=== YOUR INSTRUCTIONS ===
Across the entries below, count the lines in which the word "label" occurs. Reply with the count alone.

═════ RECORDED DATA ═════

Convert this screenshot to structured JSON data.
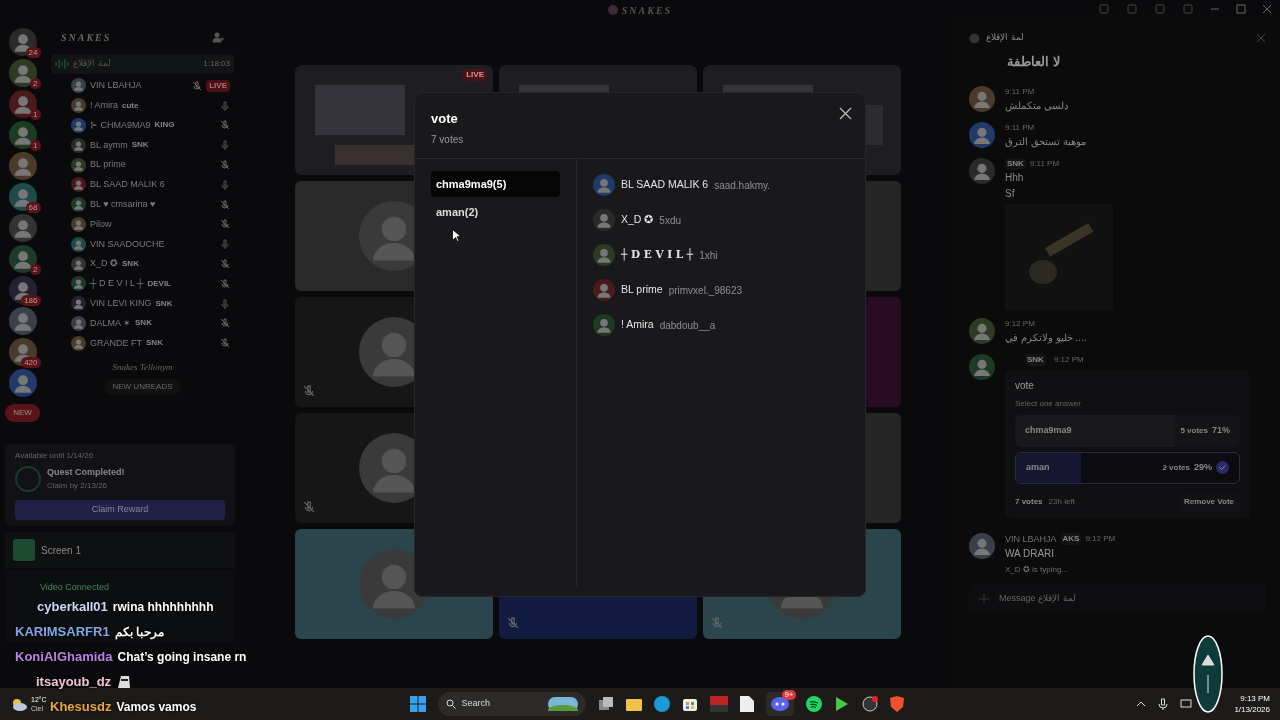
{
  "window": {
    "title": "SNAKES"
  },
  "servers": [
    {
      "kind": "badged",
      "badge": "24"
    },
    {
      "kind": "badged",
      "badge": "2"
    },
    {
      "kind": "badged",
      "badge": "1"
    },
    {
      "kind": "badged",
      "badge": "1"
    },
    {
      "kind": "plain"
    },
    {
      "kind": "badged",
      "badge": "68"
    },
    {
      "kind": "plain"
    },
    {
      "kind": "badged",
      "badge": "2"
    },
    {
      "kind": "badged",
      "badge": "186"
    },
    {
      "kind": "plain"
    },
    {
      "kind": "badged",
      "badge": "420"
    },
    {
      "kind": "plain"
    }
  ],
  "servers_new": "NEW",
  "sidebar": {
    "server_name": "SNAKES",
    "voice_channel": {
      "name": "لمة الإقلاع",
      "time": "1:18:03"
    },
    "members": [
      {
        "name": "VIN LBAHJA",
        "live": "LIVE",
        "muted": true
      },
      {
        "name": "! Amira",
        "tag": "cute",
        "muted": false
      },
      {
        "name": "⊱ CHMA9MA9",
        "tag": "KING",
        "muted": true
      },
      {
        "name": "BL aymm",
        "tag": "SNK",
        "muted": false
      },
      {
        "name": "BL prime",
        "muted": true
      },
      {
        "name": "BL SAAD MALIK 6",
        "muted": false
      },
      {
        "name": "BL ♥ cmsarina ♥",
        "muted": true
      },
      {
        "name": "Pilow",
        "muted": true
      },
      {
        "name": "VIN SAADOUCHE",
        "muted": false
      },
      {
        "name": "X_D ✪",
        "tag": "SNK",
        "muted": true
      },
      {
        "name": "┼ D E V I L ┼",
        "tag": "DEVIL",
        "muted": true
      },
      {
        "name": "VIN LEVI KING",
        "tag": "SNK",
        "muted": false
      },
      {
        "name": "DALMA ✶",
        "tag": "SNK",
        "muted": true
      },
      {
        "name": "GRANDE FT",
        "tag": "SNK",
        "muted": true
      }
    ],
    "category": "Snakes Tellonym",
    "new_unreads": "NEW UNREADS"
  },
  "quest": {
    "availability": "Available until 1/14/26",
    "title": "Quest Completed!",
    "subtitle": "Claim by 2/13/26",
    "button": "Claim Reward"
  },
  "screen_panel": {
    "title": "Screen 1"
  },
  "voice_panel": {
    "status": "Video Connected"
  },
  "stage": {
    "rows": [
      [
        {
          "kind": "video",
          "live": "LIVE"
        },
        {
          "kind": "video"
        },
        {
          "kind": "video"
        }
      ],
      [
        {
          "kind": "avatar",
          "muted": false
        },
        {
          "kind": "blank"
        }
      ],
      [
        {
          "kind": "avatar",
          "muted": true
        },
        {
          "kind": "blank"
        }
      ],
      [
        {
          "kind": "avatar",
          "muted": true
        },
        {
          "kind": "blank"
        }
      ],
      [
        {
          "kind": "avatar",
          "muted": false
        },
        {
          "kind": "blank",
          "muted": true
        },
        {
          "kind": "avatar",
          "muted": true
        }
      ]
    ]
  },
  "chat": {
    "channel": "لمة الإقلاع",
    "title": "لا العاطفة",
    "messages": [
      {
        "time": "9:11 PM",
        "lines": [
          "دلسي متكملش"
        ]
      },
      {
        "time": "9:11 PM",
        "lines": [
          "موهبة تستحق الترق"
        ]
      },
      {
        "time": "9:11 PM",
        "tag": "SNK",
        "lines": [
          "Hhh",
          "Sf"
        ],
        "image": true
      },
      {
        "time": "9:12 PM",
        "lines": [
          "خليو ولاتكرم في ...."
        ]
      }
    ],
    "poll_message": {
      "tag": "SNK",
      "time": "9:12 PM",
      "question": "vote",
      "hint": "Select one answer",
      "options": [
        {
          "label": "chma9ma9",
          "votes": "5 votes",
          "percent": "71%",
          "level": 0.71,
          "selected": false
        },
        {
          "label": "aman",
          "votes": "2 votes",
          "percent": "29%",
          "level": 0.29,
          "selected": true
        }
      ],
      "total": "7 votes",
      "time_left": "23h left",
      "button": "Remove Vote"
    },
    "last_message": {
      "author": "VIN LBAHJA",
      "tag": "AKS",
      "time": "9:12 PM",
      "text": "WA DRARI"
    },
    "typing": "X_D ✪ is typing...",
    "placeholder": "Message لمة الإقلاع"
  },
  "modal": {
    "title": "vote",
    "subtitle": "7 votes",
    "answers": [
      {
        "label": "chma9ma9(5)",
        "selected": true
      },
      {
        "label": "aman(2)",
        "selected": false
      }
    ],
    "voters": [
      {
        "name": "BL SAAD MALIK 6",
        "username": "saad.hakmy."
      },
      {
        "name": "X_D ✪",
        "username": "5xdu"
      },
      {
        "name": "┼ D E V I L ┼",
        "username": "1xhi"
      },
      {
        "name": "BL prime",
        "username": "primvxel._98623"
      },
      {
        "name": "! Amira",
        "username": "dabdoub__a"
      }
    ]
  },
  "overlay_chat": [
    {
      "user": "cyberkall01",
      "color": "#cdd8ff",
      "text": "rwina hhhhhhhhh"
    },
    {
      "user": "KARIMSARFR1",
      "color": "#7fa8e6",
      "text": "مرحبا بكم"
    },
    {
      "user": "KoniAlGhamida",
      "color": "#b784e0",
      "text": "Chat’s going insane rn"
    },
    {
      "user": "itsayoub_dz",
      "color": "#efc6d6"
    },
    {
      "user": "Khesusdz",
      "color": "#e9a83a",
      "text": "Vamos vamos"
    }
  ],
  "taskbar": {
    "temperature": "12°C",
    "weather": "Ciel",
    "search": "Search",
    "discord_badge": "9+",
    "time": "9:13 PM",
    "date": "1/13/2026"
  }
}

═════

=== EXERCISE ANSWER ===
4